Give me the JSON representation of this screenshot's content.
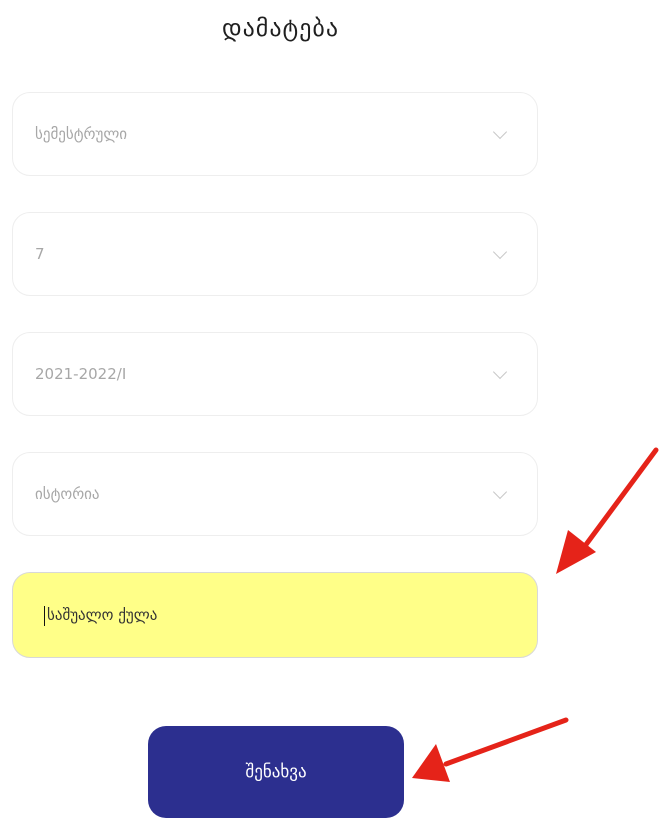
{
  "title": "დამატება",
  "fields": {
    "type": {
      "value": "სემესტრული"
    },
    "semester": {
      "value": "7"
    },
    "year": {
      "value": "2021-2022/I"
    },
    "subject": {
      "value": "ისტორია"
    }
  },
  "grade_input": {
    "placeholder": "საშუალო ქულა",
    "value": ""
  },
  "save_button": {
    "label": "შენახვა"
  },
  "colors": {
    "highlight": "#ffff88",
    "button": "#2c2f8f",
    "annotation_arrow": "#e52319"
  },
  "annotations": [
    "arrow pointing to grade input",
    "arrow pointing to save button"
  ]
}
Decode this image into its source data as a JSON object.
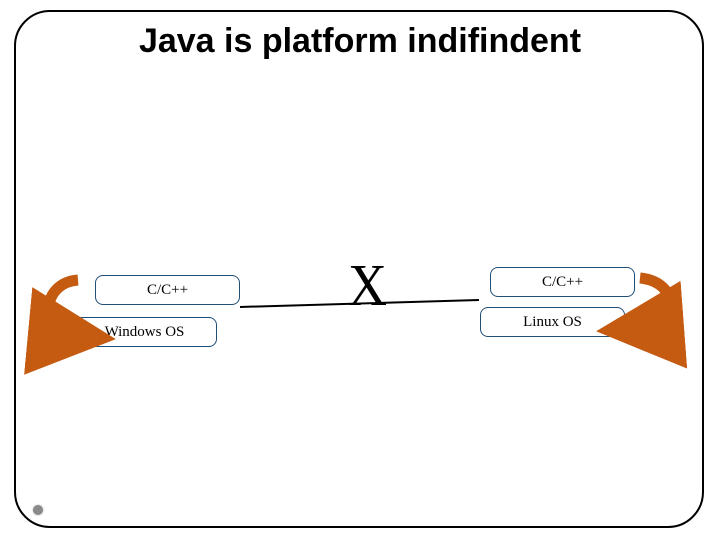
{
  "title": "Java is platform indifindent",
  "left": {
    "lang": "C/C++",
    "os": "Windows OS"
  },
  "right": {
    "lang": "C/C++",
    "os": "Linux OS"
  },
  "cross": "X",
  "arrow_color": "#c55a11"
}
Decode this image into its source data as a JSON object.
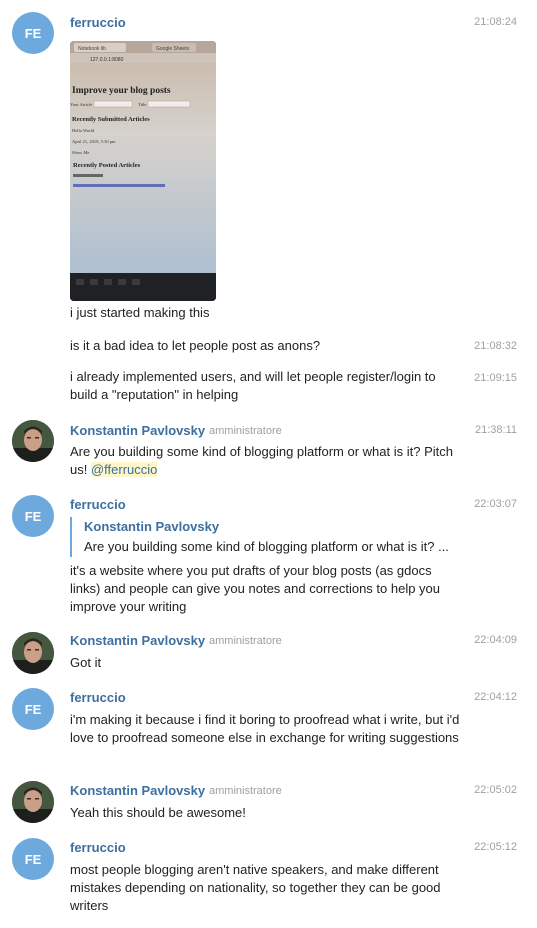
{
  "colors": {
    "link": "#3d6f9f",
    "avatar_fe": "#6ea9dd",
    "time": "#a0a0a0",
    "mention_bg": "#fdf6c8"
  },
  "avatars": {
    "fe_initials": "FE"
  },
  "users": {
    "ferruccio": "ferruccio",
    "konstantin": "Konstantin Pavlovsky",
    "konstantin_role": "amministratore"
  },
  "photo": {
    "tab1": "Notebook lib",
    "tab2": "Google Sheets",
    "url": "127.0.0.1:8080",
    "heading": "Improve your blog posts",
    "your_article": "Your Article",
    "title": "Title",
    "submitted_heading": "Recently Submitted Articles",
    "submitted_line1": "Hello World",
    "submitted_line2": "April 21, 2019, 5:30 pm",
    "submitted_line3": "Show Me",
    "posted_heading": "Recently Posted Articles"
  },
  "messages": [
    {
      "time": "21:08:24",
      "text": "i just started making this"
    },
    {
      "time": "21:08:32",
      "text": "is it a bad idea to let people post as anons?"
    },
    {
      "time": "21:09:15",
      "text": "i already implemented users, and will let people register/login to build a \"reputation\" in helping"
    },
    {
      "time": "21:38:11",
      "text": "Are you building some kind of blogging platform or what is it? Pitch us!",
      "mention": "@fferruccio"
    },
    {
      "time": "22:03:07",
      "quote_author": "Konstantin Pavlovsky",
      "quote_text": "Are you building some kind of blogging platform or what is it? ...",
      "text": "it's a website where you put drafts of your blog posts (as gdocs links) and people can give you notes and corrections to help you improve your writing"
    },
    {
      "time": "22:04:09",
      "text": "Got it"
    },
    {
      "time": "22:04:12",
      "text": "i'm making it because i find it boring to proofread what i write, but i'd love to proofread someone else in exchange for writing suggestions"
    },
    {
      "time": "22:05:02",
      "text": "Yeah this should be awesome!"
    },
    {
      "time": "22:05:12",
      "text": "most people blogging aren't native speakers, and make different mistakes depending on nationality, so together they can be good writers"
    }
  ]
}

_INSTRUCTIONS FOR THE TASK_: Return the entries unchanged, save for the pictures, which do not belong in the copy.

_WRITTEN SOLUTION_:
Give me the JSON representation of this screenshot's content.
{
  "title": "დამატება",
  "fields": {
    "type": {
      "value": "სემესტრული"
    },
    "semester": {
      "value": "7"
    },
    "year": {
      "value": "2021-2022/I"
    },
    "subject": {
      "value": "ისტორია"
    }
  },
  "grade_input": {
    "placeholder": "საშუალო ქულა",
    "value": ""
  },
  "save_button": {
    "label": "შენახვა"
  },
  "colors": {
    "highlight": "#ffff88",
    "button": "#2c2f8f",
    "annotation_arrow": "#e52319"
  },
  "annotations": [
    "arrow pointing to grade input",
    "arrow pointing to save button"
  ]
}
Decode this image into its source data as a JSON object.
{
  "title": "Java is platform indifindent",
  "left": {
    "lang": "C/C++",
    "os": "Windows OS"
  },
  "right": {
    "lang": "C/C++",
    "os": "Linux OS"
  },
  "cross": "X",
  "arrow_color": "#c55a11"
}
Decode this image into its source data as a JSON object.
{
  "colors": {
    "link": "#3d6f9f",
    "avatar_fe": "#6ea9dd",
    "time": "#a0a0a0",
    "mention_bg": "#fdf6c8"
  },
  "avatars": {
    "fe_initials": "FE"
  },
  "users": {
    "ferruccio": "ferruccio",
    "konstantin": "Konstantin Pavlovsky",
    "konstantin_role": "amministratore"
  },
  "photo": {
    "tab1": "Notebook lib",
    "tab2": "Google Sheets",
    "url": "127.0.0.1:8080",
    "heading": "Improve your blog posts",
    "your_article": "Your Article",
    "title": "Title",
    "submitted_heading": "Recently Submitted Articles",
    "submitted_line1": "Hello World",
    "submitted_line2": "April 21, 2019, 5:30 pm",
    "submitted_line3": "Show Me",
    "posted_heading": "Recently Posted Articles"
  },
  "messages": [
    {
      "time": "21:08:24",
      "text": "i just started making this"
    },
    {
      "time": "21:08:32",
      "text": "is it a bad idea to let people post as anons?"
    },
    {
      "time": "21:09:15",
      "text": "i already implemented users, and will let people register/login to build a \"reputation\" in helping"
    },
    {
      "time": "21:38:11",
      "text": "Are you building some kind of blogging platform or what is it? Pitch us!",
      "mention": "@fferruccio"
    },
    {
      "time": "22:03:07",
      "quote_author": "Konstantin Pavlovsky",
      "quote_text": "Are you building some kind of blogging platform or what is it? ...",
      "text": "it's a website where you put drafts of your blog posts (as gdocs links) and people can give you notes and corrections to help you improve your writing"
    },
    {
      "time": "22:04:09",
      "text": "Got it"
    },
    {
      "time": "22:04:12",
      "text": "i'm making it because i find it boring to proofread what i write, but i'd love to proofread someone else in exchange for writing suggestions"
    },
    {
      "time": "22:05:02",
      "text": "Yeah this should be awesome!"
    },
    {
      "time": "22:05:12",
      "text": "most people blogging aren't native speakers, and make different mistakes depending on nationality, so together they can be good writers"
    }
  ]
}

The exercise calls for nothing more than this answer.